# [REQUIRED TASK]
Quote every line of the material beneath this one.

[Begin DATA PROVIDED]

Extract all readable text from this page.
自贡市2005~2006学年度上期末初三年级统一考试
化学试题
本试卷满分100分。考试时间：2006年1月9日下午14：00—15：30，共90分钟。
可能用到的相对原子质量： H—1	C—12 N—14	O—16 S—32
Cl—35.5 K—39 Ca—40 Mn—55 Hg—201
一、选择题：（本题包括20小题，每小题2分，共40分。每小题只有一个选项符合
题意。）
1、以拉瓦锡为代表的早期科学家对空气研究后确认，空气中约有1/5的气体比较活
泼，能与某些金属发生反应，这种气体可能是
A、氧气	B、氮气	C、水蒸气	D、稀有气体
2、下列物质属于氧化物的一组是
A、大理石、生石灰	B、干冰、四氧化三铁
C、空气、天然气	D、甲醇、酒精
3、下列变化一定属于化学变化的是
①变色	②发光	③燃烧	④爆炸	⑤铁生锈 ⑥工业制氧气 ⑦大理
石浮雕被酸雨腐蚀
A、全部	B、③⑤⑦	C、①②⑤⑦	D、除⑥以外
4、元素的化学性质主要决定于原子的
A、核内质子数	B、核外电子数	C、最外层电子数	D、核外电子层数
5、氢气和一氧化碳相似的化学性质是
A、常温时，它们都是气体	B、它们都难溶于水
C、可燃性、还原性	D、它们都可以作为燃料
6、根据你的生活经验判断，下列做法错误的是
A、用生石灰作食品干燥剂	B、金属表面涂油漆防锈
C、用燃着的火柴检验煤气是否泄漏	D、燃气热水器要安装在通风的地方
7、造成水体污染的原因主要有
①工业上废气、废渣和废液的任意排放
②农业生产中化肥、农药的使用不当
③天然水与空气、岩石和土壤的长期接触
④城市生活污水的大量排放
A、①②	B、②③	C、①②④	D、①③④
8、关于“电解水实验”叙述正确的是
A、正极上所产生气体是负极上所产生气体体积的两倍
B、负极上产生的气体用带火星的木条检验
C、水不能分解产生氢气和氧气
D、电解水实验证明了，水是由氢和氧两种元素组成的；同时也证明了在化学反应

[End DATA PROVIDED]

# [RESPONSE]
Extract all readable text from this page.
自贡市2005~2006学年度上期末初三年级统一考试
化学试题
本试卷满分100分。考试时间：2006年1月9日下午14：00—15：30，共90分钟。
可能用到的相对原子质量： H—1	C—12 N—14	O—16 S—32
Cl—35.5 K—39 Ca—40 Mn—55 Hg—201
一、选择题：（本题包括20小题，每小题2分，共40分。每小题只有一个选项符合
题意。）
1、以拉瓦锡为代表的早期科学家对空气研究后确认，空气中约有1/5的气体比较活
泼，能与某些金属发生反应，这种气体可能是
A、氧气	B、氮气	C、水蒸气	D、稀有气体
2、下列物质属于氧化物的一组是
A、大理石、生石灰	B、干冰、四氧化三铁
C、空气、天然气	D、甲醇、酒精
3、下列变化一定属于化学变化的是
①变色	②发光	③燃烧	④爆炸	⑤铁生锈 ⑥工业制氧气 ⑦大理
石浮雕被酸雨腐蚀
A、全部	B、③⑤⑦	C、①②⑤⑦	D、除⑥以外
4、元素的化学性质主要决定于原子的
A、核内质子数	B、核外电子数	C、最外层电子数	D、核外电子层数
5、氢气和一氧化碳相似的化学性质是
A、常温时，它们都是气体	B、它们都难溶于水
C、可燃性、还原性	D、它们都可以作为燃料
6、根据你的生活经验判断，下列做法错误的是
A、用生石灰作食品干燥剂	B、金属表面涂油漆防锈
C、用燃着的火柴检验煤气是否泄漏	D、燃气热水器要安装在通风的地方
7、造成水体污染的原因主要有
①工业上废气、废渣和废液的任意排放
②农业生产中化肥、农药的使用不当
③天然水与空气、岩石和土壤的长期接触
④城市生活污水的大量排放
A、①②	B、②③	C、①②④	D、①③④
8、关于“电解水实验”叙述正确的是
A、正极上所产生气体是负极上所产生气体体积的两倍
B、负极上产生的气体用带火星的木条检验
C、水不能分解产生氢气和氧气
D、电解水实验证明了，水是由氢和氧两种元素组成的；同时也证明了在化学反应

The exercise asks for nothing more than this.